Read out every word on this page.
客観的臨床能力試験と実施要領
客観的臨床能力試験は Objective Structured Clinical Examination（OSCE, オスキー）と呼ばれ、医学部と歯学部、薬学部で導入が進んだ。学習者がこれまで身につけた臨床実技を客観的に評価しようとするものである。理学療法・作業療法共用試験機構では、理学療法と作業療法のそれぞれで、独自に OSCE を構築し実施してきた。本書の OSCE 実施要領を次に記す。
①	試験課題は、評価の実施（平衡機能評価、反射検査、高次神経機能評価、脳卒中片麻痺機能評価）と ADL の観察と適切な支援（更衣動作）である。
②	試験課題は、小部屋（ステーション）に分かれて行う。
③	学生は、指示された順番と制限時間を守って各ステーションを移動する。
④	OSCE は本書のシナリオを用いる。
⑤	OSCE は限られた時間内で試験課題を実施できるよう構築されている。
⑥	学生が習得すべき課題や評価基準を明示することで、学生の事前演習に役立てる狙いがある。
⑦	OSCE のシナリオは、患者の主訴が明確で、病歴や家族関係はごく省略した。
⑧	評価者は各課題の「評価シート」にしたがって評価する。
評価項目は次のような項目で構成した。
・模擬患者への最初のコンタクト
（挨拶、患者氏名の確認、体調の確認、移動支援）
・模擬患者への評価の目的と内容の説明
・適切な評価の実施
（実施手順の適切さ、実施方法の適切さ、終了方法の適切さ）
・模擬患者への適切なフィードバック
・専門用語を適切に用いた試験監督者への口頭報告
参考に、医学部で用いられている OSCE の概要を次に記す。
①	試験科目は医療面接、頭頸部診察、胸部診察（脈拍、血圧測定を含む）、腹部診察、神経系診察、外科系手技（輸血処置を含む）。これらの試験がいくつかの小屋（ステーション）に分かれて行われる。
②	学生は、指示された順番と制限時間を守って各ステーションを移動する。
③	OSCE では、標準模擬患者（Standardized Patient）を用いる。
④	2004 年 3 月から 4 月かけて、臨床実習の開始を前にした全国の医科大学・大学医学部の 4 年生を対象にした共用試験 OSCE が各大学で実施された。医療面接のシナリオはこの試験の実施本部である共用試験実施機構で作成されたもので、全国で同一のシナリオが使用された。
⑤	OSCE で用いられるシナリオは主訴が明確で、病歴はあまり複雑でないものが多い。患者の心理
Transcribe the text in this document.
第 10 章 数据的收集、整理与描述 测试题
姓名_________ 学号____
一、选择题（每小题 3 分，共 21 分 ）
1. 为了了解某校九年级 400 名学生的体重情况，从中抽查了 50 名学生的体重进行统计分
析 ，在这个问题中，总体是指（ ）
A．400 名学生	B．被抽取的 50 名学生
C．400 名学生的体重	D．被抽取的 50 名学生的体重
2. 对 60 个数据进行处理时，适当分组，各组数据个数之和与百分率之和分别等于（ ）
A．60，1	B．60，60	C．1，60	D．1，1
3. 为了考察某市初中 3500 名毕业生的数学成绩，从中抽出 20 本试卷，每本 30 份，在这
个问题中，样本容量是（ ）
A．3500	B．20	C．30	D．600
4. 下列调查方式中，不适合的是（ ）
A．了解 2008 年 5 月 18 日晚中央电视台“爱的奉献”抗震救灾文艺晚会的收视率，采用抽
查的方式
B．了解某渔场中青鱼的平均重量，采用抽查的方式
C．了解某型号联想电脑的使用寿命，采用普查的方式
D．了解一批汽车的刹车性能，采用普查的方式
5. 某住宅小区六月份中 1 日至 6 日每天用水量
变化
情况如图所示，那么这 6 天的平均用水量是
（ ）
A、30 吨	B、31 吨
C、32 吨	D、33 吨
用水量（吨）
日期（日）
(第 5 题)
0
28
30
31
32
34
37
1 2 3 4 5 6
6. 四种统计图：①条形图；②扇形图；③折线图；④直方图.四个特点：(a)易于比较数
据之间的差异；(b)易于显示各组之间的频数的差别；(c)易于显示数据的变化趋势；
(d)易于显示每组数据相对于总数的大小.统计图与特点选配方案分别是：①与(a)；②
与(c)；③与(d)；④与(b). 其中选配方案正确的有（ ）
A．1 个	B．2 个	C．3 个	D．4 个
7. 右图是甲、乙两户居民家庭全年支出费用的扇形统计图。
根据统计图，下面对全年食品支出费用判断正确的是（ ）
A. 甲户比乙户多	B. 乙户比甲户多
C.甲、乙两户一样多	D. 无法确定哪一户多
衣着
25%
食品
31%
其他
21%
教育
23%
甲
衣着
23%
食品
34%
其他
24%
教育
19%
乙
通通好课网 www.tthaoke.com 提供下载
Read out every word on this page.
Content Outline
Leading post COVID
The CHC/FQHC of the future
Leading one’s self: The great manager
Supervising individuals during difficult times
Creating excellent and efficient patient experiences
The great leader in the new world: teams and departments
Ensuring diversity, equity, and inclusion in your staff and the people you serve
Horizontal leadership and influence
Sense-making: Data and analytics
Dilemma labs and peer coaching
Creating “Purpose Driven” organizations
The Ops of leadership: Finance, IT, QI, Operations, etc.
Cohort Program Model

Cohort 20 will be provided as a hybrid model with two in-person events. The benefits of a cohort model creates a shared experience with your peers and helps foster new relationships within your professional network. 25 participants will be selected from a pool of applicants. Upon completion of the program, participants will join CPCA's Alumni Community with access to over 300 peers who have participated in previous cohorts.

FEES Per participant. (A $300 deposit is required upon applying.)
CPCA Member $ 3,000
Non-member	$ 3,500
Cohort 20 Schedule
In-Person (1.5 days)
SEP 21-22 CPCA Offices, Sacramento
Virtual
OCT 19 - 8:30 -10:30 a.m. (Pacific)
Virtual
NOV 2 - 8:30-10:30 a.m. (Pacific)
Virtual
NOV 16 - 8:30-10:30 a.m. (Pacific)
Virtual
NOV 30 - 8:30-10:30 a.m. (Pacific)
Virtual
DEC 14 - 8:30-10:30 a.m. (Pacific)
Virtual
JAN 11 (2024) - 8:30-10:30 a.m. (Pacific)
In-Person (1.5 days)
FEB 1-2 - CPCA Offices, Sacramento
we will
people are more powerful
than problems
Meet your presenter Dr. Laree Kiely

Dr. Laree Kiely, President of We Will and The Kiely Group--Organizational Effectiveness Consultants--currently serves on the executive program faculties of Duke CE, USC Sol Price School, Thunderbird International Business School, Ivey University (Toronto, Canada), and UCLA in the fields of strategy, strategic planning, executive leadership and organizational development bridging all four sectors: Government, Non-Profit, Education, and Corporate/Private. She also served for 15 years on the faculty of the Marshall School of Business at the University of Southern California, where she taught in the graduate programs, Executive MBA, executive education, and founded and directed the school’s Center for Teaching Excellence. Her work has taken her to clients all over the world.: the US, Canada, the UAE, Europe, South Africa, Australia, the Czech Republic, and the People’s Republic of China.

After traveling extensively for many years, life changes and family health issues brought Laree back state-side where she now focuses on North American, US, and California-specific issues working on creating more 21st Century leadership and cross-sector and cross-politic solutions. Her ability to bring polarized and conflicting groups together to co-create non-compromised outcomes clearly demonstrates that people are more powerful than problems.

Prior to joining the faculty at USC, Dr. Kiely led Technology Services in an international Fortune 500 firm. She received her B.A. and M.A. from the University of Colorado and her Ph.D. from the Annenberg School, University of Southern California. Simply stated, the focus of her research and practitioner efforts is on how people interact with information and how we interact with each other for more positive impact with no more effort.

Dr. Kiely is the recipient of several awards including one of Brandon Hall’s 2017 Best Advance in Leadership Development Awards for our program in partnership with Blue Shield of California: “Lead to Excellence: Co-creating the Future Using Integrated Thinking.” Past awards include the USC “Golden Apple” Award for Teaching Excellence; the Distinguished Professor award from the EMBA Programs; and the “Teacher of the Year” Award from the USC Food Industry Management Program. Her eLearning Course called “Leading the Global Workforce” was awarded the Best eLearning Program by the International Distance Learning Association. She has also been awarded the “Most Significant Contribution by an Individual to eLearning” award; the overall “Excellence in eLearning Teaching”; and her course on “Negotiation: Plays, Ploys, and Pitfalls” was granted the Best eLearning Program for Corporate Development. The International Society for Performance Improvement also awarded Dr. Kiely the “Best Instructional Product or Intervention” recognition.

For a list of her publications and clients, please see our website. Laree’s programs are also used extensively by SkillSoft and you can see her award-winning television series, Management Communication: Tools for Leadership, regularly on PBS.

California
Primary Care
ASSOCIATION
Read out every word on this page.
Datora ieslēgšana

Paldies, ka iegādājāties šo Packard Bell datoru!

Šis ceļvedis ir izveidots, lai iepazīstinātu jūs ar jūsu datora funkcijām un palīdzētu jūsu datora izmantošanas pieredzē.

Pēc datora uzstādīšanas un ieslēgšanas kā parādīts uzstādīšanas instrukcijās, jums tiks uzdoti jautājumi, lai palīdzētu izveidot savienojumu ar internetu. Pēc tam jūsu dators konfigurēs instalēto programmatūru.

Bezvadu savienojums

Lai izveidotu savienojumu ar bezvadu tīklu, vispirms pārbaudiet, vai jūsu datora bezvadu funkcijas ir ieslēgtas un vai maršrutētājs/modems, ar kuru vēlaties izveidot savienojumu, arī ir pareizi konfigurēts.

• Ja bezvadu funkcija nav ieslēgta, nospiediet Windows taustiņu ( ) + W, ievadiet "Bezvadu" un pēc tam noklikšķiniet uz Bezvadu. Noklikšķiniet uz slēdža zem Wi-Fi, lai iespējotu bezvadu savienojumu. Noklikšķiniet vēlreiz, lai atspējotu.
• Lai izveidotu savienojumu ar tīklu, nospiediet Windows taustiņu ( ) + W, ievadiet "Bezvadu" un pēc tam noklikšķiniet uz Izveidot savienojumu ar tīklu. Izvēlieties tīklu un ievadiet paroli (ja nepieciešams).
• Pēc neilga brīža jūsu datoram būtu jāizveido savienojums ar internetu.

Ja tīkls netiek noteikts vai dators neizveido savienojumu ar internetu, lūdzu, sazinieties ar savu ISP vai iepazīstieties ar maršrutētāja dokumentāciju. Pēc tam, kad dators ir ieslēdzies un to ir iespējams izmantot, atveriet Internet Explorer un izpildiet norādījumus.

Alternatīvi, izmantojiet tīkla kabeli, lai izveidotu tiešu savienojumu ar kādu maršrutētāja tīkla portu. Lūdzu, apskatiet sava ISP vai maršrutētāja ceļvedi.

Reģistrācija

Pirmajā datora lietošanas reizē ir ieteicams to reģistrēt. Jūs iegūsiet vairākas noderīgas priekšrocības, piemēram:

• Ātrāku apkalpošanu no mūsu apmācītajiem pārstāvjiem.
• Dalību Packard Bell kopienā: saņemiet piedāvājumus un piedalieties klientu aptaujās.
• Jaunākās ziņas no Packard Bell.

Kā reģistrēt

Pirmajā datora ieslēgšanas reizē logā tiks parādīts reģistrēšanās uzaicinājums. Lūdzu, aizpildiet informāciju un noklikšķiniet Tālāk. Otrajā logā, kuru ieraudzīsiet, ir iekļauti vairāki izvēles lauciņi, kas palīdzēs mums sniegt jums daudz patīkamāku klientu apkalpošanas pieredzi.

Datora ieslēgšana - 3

= Aim =
Only the number is wanted: how many lines of the material contain the word "kuru"?

= Correct result =
2